[RAW RECORDS]
__________________________________________________
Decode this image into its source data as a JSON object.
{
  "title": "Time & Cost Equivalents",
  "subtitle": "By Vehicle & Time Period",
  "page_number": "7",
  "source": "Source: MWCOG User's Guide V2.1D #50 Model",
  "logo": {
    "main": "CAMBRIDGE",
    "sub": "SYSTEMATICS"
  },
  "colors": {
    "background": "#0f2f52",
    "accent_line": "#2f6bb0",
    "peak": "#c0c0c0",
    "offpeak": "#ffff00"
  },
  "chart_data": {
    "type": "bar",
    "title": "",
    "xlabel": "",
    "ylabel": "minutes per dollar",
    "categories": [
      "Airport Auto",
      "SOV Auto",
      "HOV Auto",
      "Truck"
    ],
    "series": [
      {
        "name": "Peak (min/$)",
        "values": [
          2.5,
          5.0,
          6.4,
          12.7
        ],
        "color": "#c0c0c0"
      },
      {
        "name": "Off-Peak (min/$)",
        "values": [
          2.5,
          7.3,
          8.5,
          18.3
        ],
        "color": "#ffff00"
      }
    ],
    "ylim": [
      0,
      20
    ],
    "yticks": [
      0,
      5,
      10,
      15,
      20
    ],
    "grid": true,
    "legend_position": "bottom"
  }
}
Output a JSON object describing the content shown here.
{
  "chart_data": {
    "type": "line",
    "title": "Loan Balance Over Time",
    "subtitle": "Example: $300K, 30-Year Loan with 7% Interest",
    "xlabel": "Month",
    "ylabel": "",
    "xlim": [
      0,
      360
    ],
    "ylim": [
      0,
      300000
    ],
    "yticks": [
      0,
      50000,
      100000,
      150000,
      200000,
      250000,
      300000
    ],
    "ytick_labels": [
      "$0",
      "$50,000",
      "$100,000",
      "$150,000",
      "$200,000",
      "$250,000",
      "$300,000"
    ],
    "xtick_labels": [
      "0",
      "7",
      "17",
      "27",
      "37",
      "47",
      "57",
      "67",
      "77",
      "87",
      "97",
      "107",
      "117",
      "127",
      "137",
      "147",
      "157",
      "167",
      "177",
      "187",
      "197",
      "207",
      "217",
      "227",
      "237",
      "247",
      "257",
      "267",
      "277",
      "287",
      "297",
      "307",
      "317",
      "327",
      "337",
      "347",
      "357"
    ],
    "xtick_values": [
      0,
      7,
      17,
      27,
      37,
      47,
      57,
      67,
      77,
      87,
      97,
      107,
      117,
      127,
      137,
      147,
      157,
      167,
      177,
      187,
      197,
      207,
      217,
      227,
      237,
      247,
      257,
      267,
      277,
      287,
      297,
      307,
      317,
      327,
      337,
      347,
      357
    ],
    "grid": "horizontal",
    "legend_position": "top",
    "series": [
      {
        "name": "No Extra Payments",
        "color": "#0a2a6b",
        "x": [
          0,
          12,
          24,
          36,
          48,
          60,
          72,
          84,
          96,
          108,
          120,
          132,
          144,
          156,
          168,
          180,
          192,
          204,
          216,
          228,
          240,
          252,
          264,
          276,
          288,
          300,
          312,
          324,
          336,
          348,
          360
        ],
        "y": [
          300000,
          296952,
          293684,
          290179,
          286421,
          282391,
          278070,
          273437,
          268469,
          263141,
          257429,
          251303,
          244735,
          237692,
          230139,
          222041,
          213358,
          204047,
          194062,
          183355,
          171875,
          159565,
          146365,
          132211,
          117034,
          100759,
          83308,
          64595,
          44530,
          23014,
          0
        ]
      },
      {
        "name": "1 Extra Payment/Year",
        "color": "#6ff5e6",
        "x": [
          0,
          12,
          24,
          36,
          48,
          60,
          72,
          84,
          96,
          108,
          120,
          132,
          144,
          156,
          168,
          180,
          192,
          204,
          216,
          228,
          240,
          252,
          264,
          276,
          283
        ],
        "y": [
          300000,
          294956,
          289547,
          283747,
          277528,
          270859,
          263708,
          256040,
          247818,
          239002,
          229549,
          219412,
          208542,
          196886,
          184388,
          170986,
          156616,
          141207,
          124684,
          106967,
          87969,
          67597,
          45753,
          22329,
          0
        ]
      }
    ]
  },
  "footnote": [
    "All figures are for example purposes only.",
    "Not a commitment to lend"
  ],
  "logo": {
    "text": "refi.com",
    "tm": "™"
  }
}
__________________________________________________
[OBJECTIVE]
Pick out each line that holds the string "subtitle".

[EXPECTED OUTPUT]
  "subtitle": "By Vehicle & Time Period",
    "subtitle": "Example: $300K, 30-Year Loan with 7% Interest",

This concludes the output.